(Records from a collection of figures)
━━━━━━━━━━━━━━━━━━━━━━━━━━━━━━

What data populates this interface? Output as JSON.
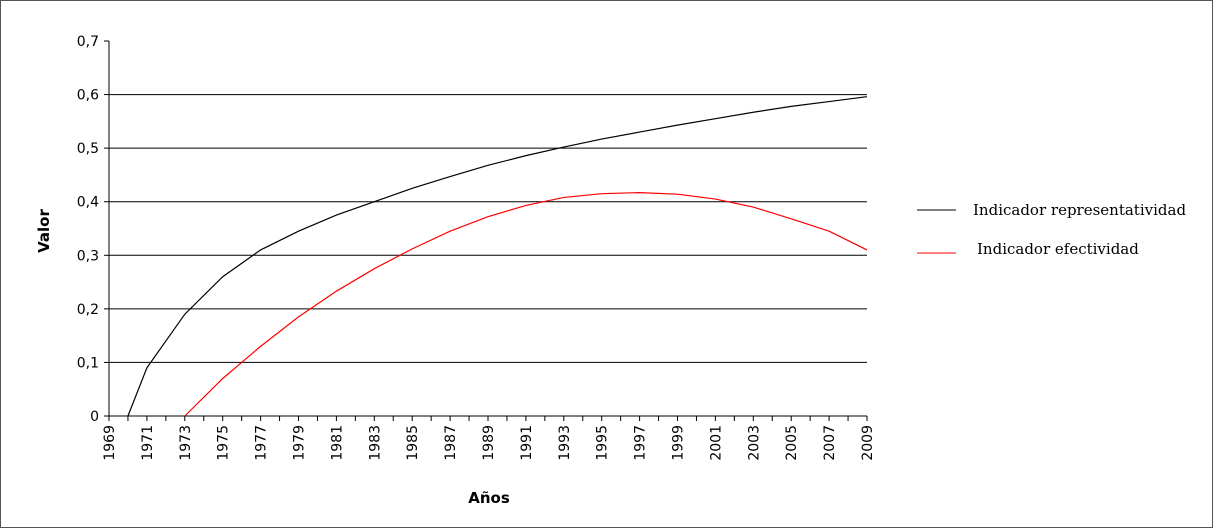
{
  "chart_data": {
    "type": "line",
    "xlabel": "Años",
    "ylabel": "Valor",
    "xlim": [
      1969,
      2009
    ],
    "ylim": [
      0,
      0.7
    ],
    "y_ticks": [
      "0",
      "0,1",
      "0,2",
      "0,3",
      "0,4",
      "0,5",
      "0,6",
      "0,7"
    ],
    "x_ticks": [
      "1969",
      "1971",
      "1973",
      "1975",
      "1977",
      "1979",
      "1981",
      "1983",
      "1985",
      "1987",
      "1989",
      "1991",
      "1993",
      "1995",
      "1997",
      "1999",
      "2001",
      "2003",
      "2005",
      "2007",
      "2009"
    ],
    "grid": "horizontal",
    "legend_position": "right",
    "series": [
      {
        "name": "Indicador representatividad",
        "color": "#000000",
        "x": [
          1970,
          1971,
          1973,
          1975,
          1977,
          1979,
          1981,
          1983,
          1985,
          1987,
          1989,
          1991,
          1993,
          1995,
          1997,
          1999,
          2001,
          2003,
          2005,
          2007,
          2009
        ],
        "y": [
          0.0,
          0.09,
          0.19,
          0.26,
          0.31,
          0.345,
          0.375,
          0.4,
          0.425,
          0.447,
          0.468,
          0.486,
          0.502,
          0.517,
          0.53,
          0.543,
          0.555,
          0.567,
          0.578,
          0.587,
          0.596
        ]
      },
      {
        "name": "Indicador efectividad",
        "color": "#ff0000",
        "x": [
          1973,
          1975,
          1977,
          1979,
          1981,
          1983,
          1985,
          1987,
          1989,
          1991,
          1993,
          1995,
          1997,
          1999,
          2001,
          2003,
          2005,
          2007,
          2009
        ],
        "y": [
          0.0,
          0.07,
          0.13,
          0.185,
          0.233,
          0.275,
          0.312,
          0.345,
          0.372,
          0.393,
          0.408,
          0.415,
          0.417,
          0.414,
          0.405,
          0.39,
          0.368,
          0.345,
          0.31
        ]
      }
    ]
  }
}
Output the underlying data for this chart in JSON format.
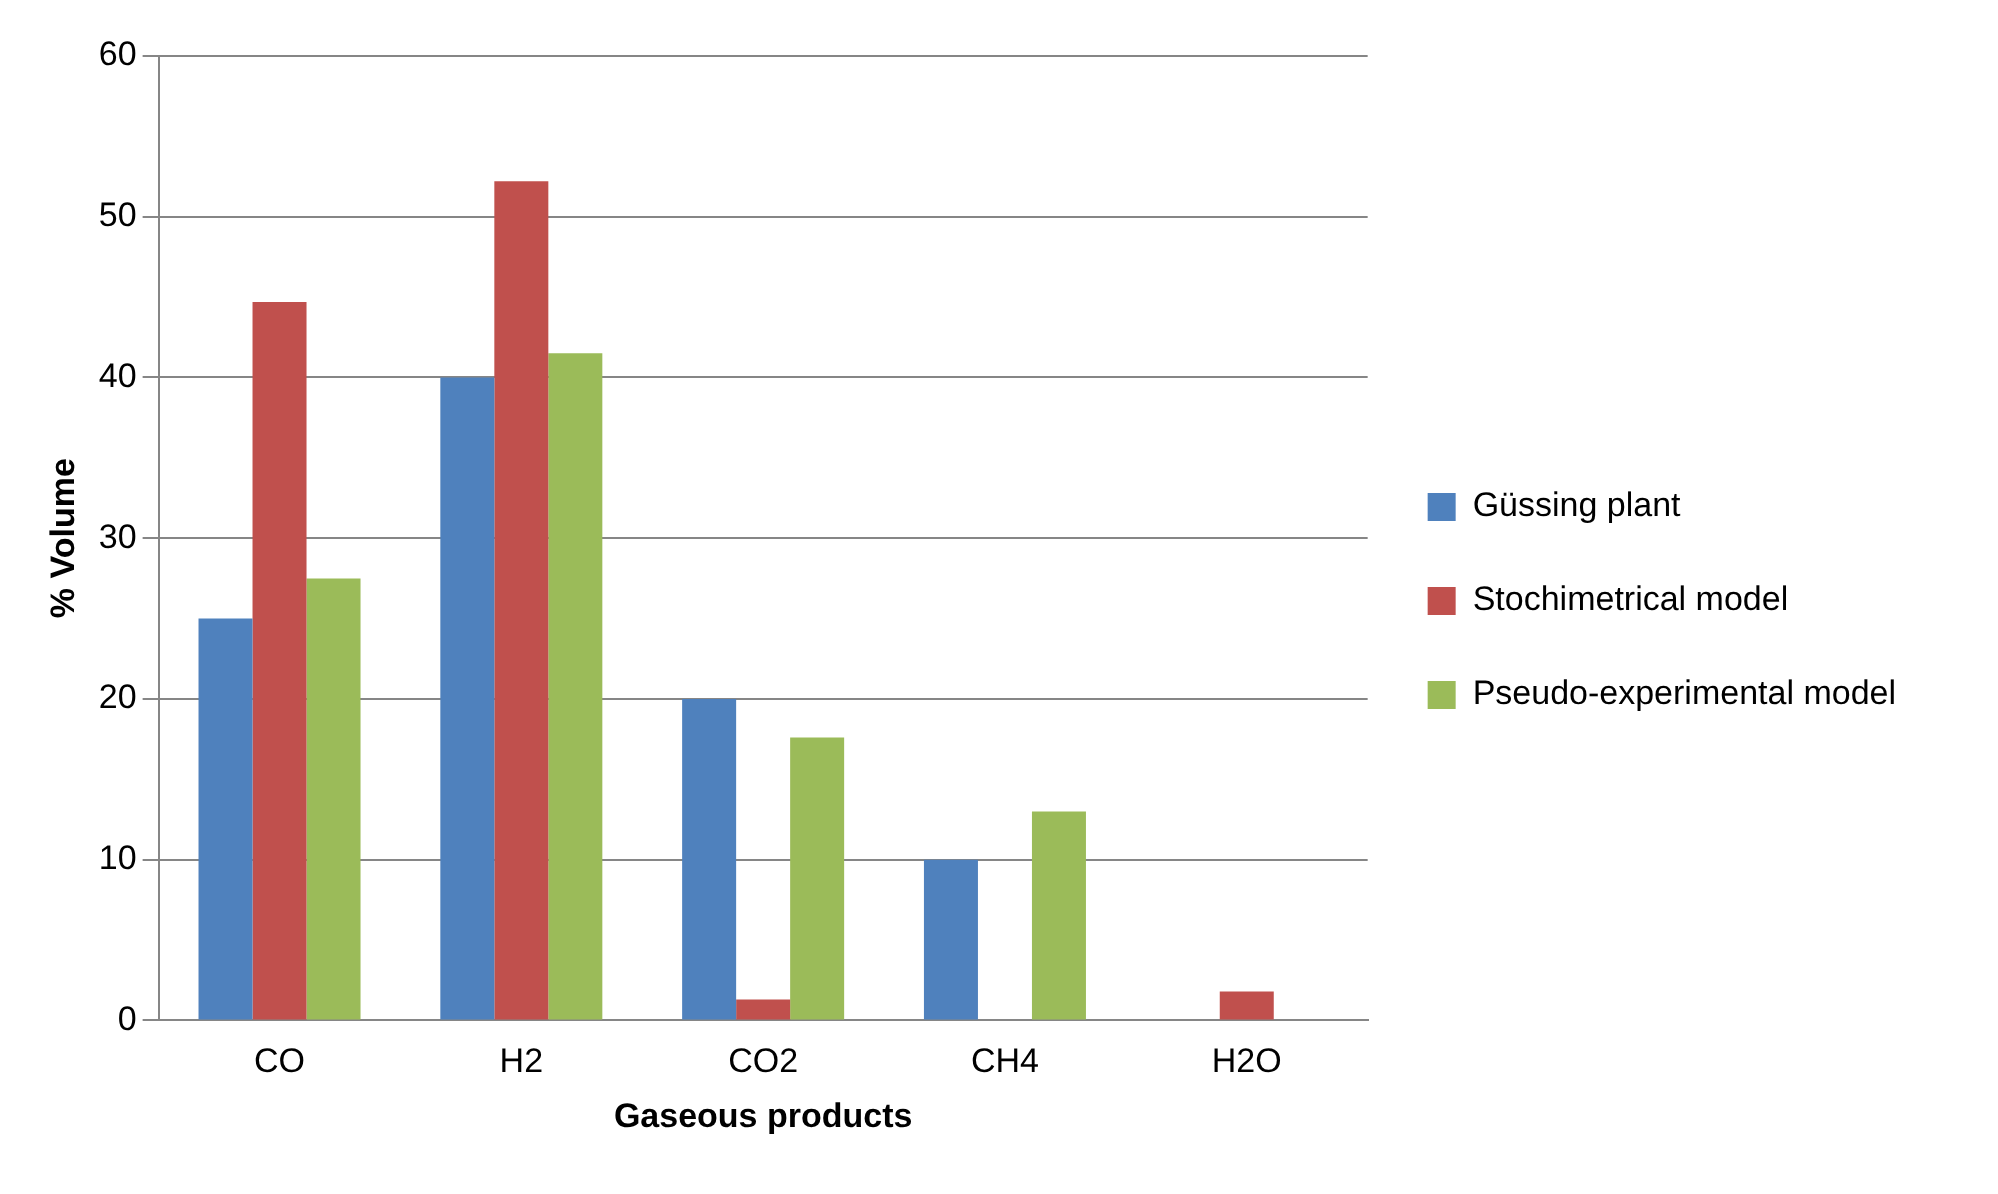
{
  "chart_data": {
    "type": "bar",
    "xlabel": "Gaseous products",
    "ylabel": "% Volume",
    "categories": [
      "CO",
      "H2",
      "CO2",
      "CH4",
      "H2O"
    ],
    "series": [
      {
        "name": "Güssing plant",
        "color": "#4f81bd",
        "values": [
          25,
          40,
          20,
          10,
          null
        ]
      },
      {
        "name": "Stochimetrical model",
        "color": "#c0504d",
        "values": [
          44.7,
          52.2,
          1.3,
          null,
          1.8
        ]
      },
      {
        "name": "Pseudo-experimental model",
        "color": "#9bbb59",
        "values": [
          27.5,
          41.5,
          17.6,
          13,
          null
        ]
      }
    ],
    "ylim": [
      0,
      60
    ],
    "yticks": [
      0,
      10,
      20,
      30,
      40,
      50,
      60
    ],
    "grid": "y",
    "legend": "right"
  }
}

━━━━━━━━━━━━━━━━━━━━━━━━━━━━━━

* TASK INSTRUCTIONS *
Filter the records, keeping only lines that contain "model", and show those lines.

* TASK RESPONSE *
        "name": "Stochimetrical model",
        "name": "Pseudo-experimental model",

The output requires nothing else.